ECLI:NL:RBZWB:2013:BZ6919
Rechtbank Zeeland-West-Brabant
- Eerste aanleg - enkelvoudig
- Rechtspraak.nl
Rioolheffing en vermindering op basis van niet als afvalwater afgevoerd water
In deze zaak, behandeld door de Rechtbank Zeeland-West-Brabant op 22 januari 2013, staat de rioolheffing van de gemeente Veere centraal. De belanghebbende, een inwoner van de gemeente, had bezwaar gemaakt tegen de aanslag rioolheffing voor het jaar 2012, die was gebaseerd op de hoeveelheid afgenomen water. De verordening van de gemeente bepaalt dat de rioolheffing wordt geheven op basis van de afgenomen kubieke meters water, verminderd met de hoeveelheid water die niet als afvalwater is afgevoerd. De rechtbank oordeelt dat deze verminderingsbepaling een algemene werking heeft en niet alleen van toepassing is op agrarische bedrijven.
De belanghebbende stelde dat hij ten minste 1 m3 water had gebruikt voor het besproeien van zijn tuin, dat niet via het riool was afgevoerd. De rechtbank oordeelt dat de belanghebbende aannemelijk heeft gemaakt dat hij recht heeft op deze vermindering, waardoor hij in het laagste belastingtarief valt. De rechtbank vernietigt de uitspraak op bezwaar van de heffingsambtenaar en vermindert de aanslag tot € 51,50. Tevens wordt de heffingsambtenaar gelast het door de belanghebbende betaalde griffierecht van € 42 te vergoeden.

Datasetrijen
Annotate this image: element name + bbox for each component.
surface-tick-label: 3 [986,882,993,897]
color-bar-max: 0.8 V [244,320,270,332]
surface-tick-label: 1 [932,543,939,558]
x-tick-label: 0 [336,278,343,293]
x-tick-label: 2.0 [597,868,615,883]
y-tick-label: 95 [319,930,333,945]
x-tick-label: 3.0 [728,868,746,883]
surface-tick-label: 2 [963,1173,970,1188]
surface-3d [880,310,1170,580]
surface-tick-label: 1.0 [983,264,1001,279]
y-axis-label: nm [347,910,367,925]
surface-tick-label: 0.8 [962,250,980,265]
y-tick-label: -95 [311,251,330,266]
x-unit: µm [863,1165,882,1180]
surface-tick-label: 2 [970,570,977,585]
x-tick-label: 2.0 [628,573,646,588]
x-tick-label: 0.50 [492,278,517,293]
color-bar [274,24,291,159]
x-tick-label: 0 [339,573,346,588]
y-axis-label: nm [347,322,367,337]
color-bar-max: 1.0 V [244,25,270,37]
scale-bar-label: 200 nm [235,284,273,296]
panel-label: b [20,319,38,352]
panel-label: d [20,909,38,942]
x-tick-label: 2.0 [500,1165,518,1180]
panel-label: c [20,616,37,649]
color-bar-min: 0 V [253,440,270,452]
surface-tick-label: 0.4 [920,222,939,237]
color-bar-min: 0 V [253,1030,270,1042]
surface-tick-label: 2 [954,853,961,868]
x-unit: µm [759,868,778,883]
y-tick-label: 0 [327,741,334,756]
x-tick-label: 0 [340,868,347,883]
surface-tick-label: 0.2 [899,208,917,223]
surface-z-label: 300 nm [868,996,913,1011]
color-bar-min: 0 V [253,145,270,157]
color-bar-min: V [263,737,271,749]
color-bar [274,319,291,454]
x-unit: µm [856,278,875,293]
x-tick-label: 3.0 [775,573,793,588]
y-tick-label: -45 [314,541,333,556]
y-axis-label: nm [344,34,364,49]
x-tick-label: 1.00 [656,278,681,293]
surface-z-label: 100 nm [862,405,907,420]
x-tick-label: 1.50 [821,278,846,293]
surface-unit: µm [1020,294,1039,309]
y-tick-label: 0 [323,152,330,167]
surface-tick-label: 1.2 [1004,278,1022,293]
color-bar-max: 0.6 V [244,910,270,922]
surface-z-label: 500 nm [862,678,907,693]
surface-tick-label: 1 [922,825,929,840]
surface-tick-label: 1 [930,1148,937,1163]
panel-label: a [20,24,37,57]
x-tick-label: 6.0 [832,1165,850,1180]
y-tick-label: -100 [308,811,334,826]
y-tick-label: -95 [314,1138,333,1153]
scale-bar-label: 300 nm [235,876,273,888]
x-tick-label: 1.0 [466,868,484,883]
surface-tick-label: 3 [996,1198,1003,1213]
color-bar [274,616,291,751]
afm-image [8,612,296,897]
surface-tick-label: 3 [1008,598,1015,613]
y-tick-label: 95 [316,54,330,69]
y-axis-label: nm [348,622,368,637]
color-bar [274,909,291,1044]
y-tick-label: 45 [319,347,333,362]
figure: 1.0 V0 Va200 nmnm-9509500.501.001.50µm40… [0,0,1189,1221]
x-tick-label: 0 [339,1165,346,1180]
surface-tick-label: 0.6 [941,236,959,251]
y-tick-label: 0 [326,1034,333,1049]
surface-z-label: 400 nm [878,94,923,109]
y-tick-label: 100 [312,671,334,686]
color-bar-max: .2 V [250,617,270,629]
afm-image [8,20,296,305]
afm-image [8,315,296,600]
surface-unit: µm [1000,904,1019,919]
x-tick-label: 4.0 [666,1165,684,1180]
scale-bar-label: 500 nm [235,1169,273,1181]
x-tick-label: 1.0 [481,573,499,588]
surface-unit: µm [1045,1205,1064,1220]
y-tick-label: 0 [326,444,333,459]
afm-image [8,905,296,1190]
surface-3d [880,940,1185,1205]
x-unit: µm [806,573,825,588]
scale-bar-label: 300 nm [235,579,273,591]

Opdracht 1. Geef uit de uitspraak over de rioolheffing het stuk van "ECLI:NL:RBZWB:2013:BZ6919" tot en met "op agrarische bedrijven." letterlijk opnieuw weer.
Opdracht 2. Vertaal de zin "De rechtbank vernietigt de uitspraak op bezwaar van de heffingsambtenaar en vermindert de aanslag tot € 51,50." uit de uitspraak over de rioolheffing in het Engels.
Opdracht 3. Pak de uitspraak over de rioolheffing weer op na de laatste zin en schrijf de tekst verder.

Antwoord 1.
ECLI:NL:RBZWB:2013:BZ6919
Rechtbank Zeeland-West-Brabant
- Eerste aanleg - enkelvoudig
- Rechtspraak.nl
Rioolheffing en vermindering op basis van niet als afvalwater afgevoerd water
In deze zaak, behandeld door de Rechtbank Zeeland-West-Brabant op 22 januari 2013, staat de rioolheffing van de gemeente Veere centraal. De belanghebbende, een inwoner van de gemeente, had bezwaar gemaakt tegen de aanslag rioolheffing voor het jaar 2012, die was gebaseerd op de hoeveelheid afgenomen water. De verordening van de gemeente bepaalt dat de rioolheffing wordt geheven op basis van de afgenomen kubieke meters water, verminderd met de hoeveelheid water die niet als afvalwater is afgevoerd. De rechtbank oordeelt dat deze verminderingsbepaling een algemene werking heeft en niet alleen van toepassing is op agrarische bedrijven.

Antwoord 2. The court annuls the decision on the objection issued by the tax assessment officer and reduces the assessment to €51.50.

Antwoord 3.
De rechtbank benadrukt dat de heffingsambtenaar niet kan volhouden dat ook hemelwater meetelt voor de maatstaf van heffing. De rechtbank stelt vast dat alleen het water dat van het waterleidingbedrijf is afgenomen, relevant is voor de berekening van de rioolheffing. De uitspraak is openbaar uitgesproken in aanwezigheid van de griffier, en partijen hebben de mogelijkheid om binnen zes weken hoger beroep in te stellen bij het gerechtshof te 's-Hertogenbosch.